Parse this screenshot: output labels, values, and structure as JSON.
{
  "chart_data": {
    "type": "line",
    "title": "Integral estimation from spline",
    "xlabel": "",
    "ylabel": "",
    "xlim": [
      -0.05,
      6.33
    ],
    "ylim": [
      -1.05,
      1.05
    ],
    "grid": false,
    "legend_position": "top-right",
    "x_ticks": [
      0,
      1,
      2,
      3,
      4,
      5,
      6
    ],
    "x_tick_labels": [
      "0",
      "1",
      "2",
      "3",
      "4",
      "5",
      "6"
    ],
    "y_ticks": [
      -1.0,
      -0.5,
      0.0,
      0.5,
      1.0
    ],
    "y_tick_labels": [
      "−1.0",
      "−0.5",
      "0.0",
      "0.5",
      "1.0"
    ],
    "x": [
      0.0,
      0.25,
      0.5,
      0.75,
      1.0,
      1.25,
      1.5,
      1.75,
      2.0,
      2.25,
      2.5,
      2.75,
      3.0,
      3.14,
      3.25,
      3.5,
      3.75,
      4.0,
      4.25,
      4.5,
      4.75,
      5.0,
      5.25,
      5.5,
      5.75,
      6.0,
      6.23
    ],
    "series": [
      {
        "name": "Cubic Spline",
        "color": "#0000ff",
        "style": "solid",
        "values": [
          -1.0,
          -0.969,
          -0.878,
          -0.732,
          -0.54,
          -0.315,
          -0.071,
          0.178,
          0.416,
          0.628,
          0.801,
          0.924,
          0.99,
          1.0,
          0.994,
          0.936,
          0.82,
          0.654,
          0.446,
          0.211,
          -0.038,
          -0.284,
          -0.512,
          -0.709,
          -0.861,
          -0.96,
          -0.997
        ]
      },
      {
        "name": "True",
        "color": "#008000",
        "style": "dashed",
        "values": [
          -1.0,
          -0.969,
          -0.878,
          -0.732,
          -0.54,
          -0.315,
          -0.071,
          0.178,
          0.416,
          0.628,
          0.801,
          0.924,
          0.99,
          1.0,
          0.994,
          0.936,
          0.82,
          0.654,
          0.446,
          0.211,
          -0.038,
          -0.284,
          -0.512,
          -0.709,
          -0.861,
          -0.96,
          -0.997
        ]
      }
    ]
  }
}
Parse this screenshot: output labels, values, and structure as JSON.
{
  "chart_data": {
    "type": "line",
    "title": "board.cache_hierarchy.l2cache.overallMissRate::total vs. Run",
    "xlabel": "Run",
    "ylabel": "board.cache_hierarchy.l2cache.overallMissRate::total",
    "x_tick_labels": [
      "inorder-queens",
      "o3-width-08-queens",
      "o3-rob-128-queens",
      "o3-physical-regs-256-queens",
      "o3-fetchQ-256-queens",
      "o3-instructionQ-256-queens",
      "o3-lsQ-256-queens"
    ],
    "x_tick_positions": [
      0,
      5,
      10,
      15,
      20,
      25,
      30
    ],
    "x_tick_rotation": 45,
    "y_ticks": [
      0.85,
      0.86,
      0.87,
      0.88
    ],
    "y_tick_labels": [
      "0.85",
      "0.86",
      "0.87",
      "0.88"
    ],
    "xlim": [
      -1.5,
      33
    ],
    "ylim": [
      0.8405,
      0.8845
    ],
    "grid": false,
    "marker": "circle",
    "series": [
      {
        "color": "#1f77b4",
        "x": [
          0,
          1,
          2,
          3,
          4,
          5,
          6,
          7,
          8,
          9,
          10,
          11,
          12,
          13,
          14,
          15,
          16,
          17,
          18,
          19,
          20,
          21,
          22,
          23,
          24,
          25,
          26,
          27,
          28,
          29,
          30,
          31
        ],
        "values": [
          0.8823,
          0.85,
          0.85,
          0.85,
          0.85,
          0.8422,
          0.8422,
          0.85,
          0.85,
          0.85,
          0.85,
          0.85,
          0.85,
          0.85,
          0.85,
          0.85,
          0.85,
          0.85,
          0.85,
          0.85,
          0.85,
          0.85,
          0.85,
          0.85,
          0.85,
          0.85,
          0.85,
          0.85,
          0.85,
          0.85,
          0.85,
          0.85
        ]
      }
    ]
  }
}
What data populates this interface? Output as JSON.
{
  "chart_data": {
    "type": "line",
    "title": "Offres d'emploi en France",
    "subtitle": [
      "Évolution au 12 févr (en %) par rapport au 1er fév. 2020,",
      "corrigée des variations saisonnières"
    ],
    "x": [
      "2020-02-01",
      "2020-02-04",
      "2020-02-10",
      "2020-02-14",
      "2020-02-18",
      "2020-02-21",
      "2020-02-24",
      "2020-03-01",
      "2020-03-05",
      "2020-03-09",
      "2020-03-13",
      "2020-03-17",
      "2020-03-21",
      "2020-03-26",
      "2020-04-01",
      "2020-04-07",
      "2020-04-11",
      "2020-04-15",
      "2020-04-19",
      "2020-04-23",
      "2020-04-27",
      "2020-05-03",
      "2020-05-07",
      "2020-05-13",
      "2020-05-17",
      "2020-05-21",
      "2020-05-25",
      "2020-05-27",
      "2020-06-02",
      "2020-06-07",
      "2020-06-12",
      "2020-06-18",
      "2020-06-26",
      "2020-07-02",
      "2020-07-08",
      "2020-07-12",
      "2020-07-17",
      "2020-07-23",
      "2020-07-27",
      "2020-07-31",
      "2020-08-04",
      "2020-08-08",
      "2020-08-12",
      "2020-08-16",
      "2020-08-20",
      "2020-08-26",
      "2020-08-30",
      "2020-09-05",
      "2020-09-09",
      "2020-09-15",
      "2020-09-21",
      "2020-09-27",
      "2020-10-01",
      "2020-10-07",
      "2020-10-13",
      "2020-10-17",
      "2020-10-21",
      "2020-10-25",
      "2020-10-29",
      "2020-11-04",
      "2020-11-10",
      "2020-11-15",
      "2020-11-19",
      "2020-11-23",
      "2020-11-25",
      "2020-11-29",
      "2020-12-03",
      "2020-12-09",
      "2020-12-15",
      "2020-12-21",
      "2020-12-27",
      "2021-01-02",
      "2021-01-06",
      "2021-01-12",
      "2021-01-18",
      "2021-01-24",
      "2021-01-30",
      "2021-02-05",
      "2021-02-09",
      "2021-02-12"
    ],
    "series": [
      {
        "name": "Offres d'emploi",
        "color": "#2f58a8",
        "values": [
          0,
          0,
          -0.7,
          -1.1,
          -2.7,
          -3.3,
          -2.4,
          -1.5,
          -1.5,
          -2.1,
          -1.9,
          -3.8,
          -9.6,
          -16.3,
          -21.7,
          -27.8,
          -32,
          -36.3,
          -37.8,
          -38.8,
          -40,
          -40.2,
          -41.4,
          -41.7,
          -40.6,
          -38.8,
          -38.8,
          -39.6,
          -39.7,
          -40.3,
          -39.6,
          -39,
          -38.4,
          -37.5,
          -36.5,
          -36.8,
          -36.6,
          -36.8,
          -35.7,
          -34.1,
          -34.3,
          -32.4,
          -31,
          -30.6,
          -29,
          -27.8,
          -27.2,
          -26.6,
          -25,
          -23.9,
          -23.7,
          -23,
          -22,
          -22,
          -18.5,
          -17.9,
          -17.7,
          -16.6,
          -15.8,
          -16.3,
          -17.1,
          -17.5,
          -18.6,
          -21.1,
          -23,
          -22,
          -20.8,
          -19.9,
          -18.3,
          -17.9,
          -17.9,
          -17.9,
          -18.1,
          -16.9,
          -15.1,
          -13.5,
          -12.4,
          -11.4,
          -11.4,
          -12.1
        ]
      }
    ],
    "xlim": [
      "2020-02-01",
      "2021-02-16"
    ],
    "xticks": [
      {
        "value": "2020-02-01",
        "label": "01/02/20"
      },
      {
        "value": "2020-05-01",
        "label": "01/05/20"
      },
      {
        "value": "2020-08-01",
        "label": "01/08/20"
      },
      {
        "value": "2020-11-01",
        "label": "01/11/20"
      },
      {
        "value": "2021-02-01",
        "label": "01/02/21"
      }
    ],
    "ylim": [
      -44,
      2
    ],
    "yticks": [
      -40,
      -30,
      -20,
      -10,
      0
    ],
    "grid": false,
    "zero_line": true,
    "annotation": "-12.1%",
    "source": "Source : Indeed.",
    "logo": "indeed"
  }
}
################
Aim of the task :: Search the lines for the string "overallMissRate" and copy every line that has it.

Expected output ::
    "title": "board.cache_hierarchy.l2cache.overallMissRate::total vs. Run",
    "ylabel": "board.cache_hierarchy.l2cache.overallMissRate::total",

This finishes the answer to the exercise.